WHAT YOU NEED TO DO:
Print verbatim the lines of the entries from the one containing "Convert this document image to plain text." to the last, inclusive, and no others.

INPUT DATA:

+ + +

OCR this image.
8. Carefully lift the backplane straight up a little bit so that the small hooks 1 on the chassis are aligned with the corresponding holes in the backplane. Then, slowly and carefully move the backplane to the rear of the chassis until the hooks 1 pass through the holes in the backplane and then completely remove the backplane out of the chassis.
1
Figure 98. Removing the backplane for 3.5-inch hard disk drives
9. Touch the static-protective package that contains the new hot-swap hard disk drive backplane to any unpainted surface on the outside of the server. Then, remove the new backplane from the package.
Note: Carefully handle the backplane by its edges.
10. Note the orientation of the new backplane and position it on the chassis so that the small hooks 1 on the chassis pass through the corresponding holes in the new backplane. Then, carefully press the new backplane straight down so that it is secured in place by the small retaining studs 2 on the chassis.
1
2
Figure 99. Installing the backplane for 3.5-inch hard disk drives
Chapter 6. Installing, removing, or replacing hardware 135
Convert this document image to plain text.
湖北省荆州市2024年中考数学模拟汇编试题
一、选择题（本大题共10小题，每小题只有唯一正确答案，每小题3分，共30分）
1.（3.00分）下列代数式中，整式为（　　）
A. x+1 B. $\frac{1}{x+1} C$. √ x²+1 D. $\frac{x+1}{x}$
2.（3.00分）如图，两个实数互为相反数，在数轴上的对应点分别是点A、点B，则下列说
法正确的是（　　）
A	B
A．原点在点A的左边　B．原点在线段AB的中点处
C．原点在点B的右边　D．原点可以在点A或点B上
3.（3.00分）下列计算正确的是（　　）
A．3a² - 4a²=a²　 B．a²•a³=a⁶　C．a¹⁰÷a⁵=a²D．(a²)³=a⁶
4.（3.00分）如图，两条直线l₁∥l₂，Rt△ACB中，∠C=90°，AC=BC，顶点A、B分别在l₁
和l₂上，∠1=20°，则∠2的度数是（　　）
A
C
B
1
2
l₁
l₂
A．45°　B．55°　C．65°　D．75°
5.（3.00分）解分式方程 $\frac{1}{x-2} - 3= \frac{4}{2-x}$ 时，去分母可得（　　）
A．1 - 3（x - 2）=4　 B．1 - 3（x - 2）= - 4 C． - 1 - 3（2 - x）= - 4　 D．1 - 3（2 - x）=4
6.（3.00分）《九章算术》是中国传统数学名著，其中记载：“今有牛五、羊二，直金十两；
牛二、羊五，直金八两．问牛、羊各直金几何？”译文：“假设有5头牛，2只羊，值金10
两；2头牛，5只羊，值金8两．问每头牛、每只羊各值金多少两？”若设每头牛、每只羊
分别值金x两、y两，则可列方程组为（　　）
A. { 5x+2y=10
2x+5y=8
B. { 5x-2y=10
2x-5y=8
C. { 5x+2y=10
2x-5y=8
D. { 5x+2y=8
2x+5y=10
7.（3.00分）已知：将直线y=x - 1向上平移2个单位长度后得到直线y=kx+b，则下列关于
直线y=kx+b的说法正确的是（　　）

+ + +

ANSWER TO THE TASK:
Convert this document image to plain text.
湖北省荆州市2024年中考数学模拟汇编试题
一、选择题（本大题共10小题，每小题只有唯一正确答案，每小题3分，共30分）
1.（3.00分）下列代数式中，整式为（　　）
A. x+1 B. $\frac{1}{x+1} C$. √ x²+1 D. $\frac{x+1}{x}$
2.（3.00分）如图，两个实数互为相反数，在数轴上的对应点分别是点A、点B，则下列说
法正确的是（　　）
A	B
A．原点在点A的左边　B．原点在线段AB的中点处
C．原点在点B的右边　D．原点可以在点A或点B上
3.（3.00分）下列计算正确的是（　　）
A．3a² - 4a²=a²　 B．a²•a³=a⁶　C．a¹⁰÷a⁵=a²D．(a²)³=a⁶
4.（3.00分）如图，两条直线l₁∥l₂，Rt△ACB中，∠C=90°，AC=BC，顶点A、B分别在l₁
和l₂上，∠1=20°，则∠2的度数是（　　）
A
C
B
1
2
l₁
l₂
A．45°　B．55°　C．65°　D．75°
5.（3.00分）解分式方程 $\frac{1}{x-2} - 3= \frac{4}{2-x}$ 时，去分母可得（　　）
A．1 - 3（x - 2）=4　 B．1 - 3（x - 2）= - 4 C． - 1 - 3（2 - x）= - 4　 D．1 - 3（2 - x）=4
6.（3.00分）《九章算术》是中国传统数学名著，其中记载：“今有牛五、羊二，直金十两；
牛二、羊五，直金八两．问牛、羊各直金几何？”译文：“假设有5头牛，2只羊，值金10
两；2头牛，5只羊，值金8两．问每头牛、每只羊各值金多少两？”若设每头牛、每只羊
分别值金x两、y两，则可列方程组为（　　）
A. { 5x+2y=10
2x+5y=8
B. { 5x-2y=10
2x-5y=8
C. { 5x+2y=10
2x-5y=8
D. { 5x+2y=8
2x+5y=10
7.（3.00分）已知：将直线y=x - 1向上平移2个单位长度后得到直线y=kx+b，则下列关于
直线y=kx+b的说法正确的是（　　）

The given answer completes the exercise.